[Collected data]
****
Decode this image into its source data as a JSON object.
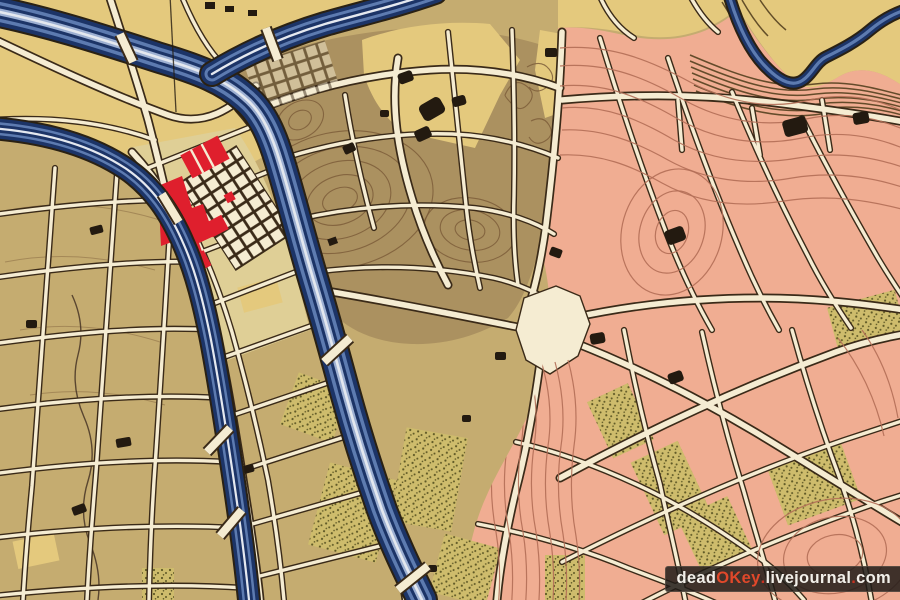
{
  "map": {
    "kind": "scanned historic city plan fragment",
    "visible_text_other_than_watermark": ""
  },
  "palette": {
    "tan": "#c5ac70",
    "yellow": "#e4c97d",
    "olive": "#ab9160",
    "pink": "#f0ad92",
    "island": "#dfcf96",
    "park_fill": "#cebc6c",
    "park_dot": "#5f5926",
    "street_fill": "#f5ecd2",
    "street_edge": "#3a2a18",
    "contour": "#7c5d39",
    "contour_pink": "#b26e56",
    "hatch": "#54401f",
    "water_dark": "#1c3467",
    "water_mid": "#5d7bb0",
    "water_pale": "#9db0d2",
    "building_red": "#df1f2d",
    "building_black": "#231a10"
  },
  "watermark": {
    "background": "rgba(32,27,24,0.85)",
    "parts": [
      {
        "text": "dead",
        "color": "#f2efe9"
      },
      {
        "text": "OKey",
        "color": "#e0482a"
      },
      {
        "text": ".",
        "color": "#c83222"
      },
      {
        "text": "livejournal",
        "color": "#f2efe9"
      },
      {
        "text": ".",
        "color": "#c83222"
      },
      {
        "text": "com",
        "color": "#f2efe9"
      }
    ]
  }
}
****
* [What the task asks]:
What is needed is an exact reproduction of the data, pictures excluded.

* [Final result]:
Decode this image into its source data as a JSON object.
{
  "map": {
    "kind": "scanned historic city plan fragment",
    "visible_text_other_than_watermark": ""
  },
  "palette": {
    "tan": "#c5ac70",
    "yellow": "#e4c97d",
    "olive": "#ab9160",
    "pink": "#f0ad92",
    "island": "#dfcf96",
    "park_fill": "#cebc6c",
    "park_dot": "#5f5926",
    "street_fill": "#f5ecd2",
    "street_edge": "#3a2a18",
    "contour": "#7c5d39",
    "contour_pink": "#b26e56",
    "hatch": "#54401f",
    "water_dark": "#1c3467",
    "water_mid": "#5d7bb0",
    "water_pale": "#9db0d2",
    "building_red": "#df1f2d",
    "building_black": "#231a10"
  },
  "watermark": {
    "background": "rgba(32,27,24,0.85)",
    "parts": [
      {
        "text": "dead",
        "color": "#f2efe9"
      },
      {
        "text": "OKey",
        "color": "#e0482a"
      },
      {
        "text": ".",
        "color": "#c83222"
      },
      {
        "text": "livejournal",
        "color": "#f2efe9"
      },
      {
        "text": ".",
        "color": "#c83222"
      },
      {
        "text": "com",
        "color": "#f2efe9"
      }
    ]
  }
}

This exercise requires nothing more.